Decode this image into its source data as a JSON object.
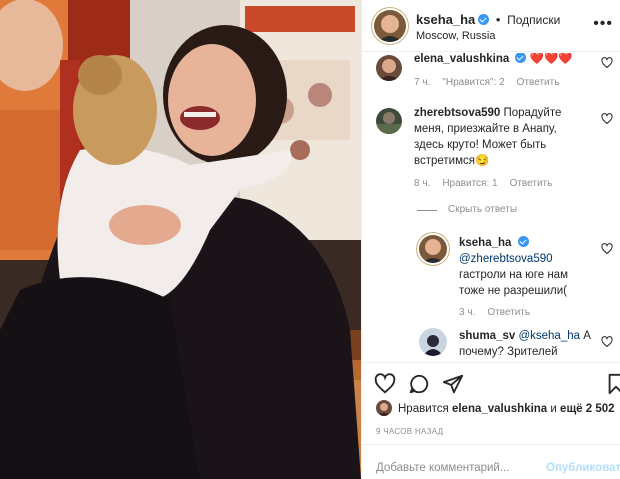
{
  "post": {
    "username": "kseha_ha",
    "dot": "•",
    "follow_label": "Подписки",
    "location": "Moscow, Russia",
    "more_label": "•••"
  },
  "comments": [
    {
      "username": "elena_valushkina",
      "text": "❤️❤️❤️",
      "time": "7 ч.",
      "likes": "\"Нравится\": 2",
      "reply_label": "Ответить"
    },
    {
      "username": "zherebtsova590",
      "text_lines": [
        "Порадуйте",
        "меня, приезжайте в Анапу,",
        "здесь круто! Может быть",
        "встретимся😏"
      ],
      "time": "8 ч.",
      "likes": "Нравится: 1",
      "reply_label": "Ответить",
      "hide_replies": "Скрыть ответы"
    }
  ],
  "reply": {
    "username": "kseha_ha",
    "mention": "@zherebtsova590",
    "text_lines": [
      "гастроли на юге нам",
      "тоже не разрешили("
    ],
    "time": "3 ч.",
    "reply_label": "Ответить"
  },
  "reply2": {
    "username": "shuma_sv",
    "mention": "@kseha_ha",
    "text_a": "А",
    "text_b": "почему? Зрителей"
  },
  "likes": {
    "prefix": "Нравится",
    "user": "elena_valushkina",
    "middle": "и",
    "count": "ещё 2 502"
  },
  "time_ago": "9 ЧАСОВ НАЗАД",
  "add_comment": {
    "placeholder": "Добавьте комментарий...",
    "post_label": "Опубликовать"
  },
  "colors": {
    "link": "#00376b",
    "muted": "#8e8e8e",
    "verified": "#3897f0",
    "post_button": "#b2dffc"
  },
  "icons": [
    "heart-icon",
    "comment-icon",
    "share-icon",
    "bookmark-icon",
    "verified-icon",
    "more-icon"
  ]
}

------------------------------

### TASK INSTRUCTIONS
Which lines contain the word "likes"? Copy each of them.

### EXERCISE OUTPUT
      "likes": "\"Нравится\": 2",
      "likes": "Нравится: 1",
  "likes": {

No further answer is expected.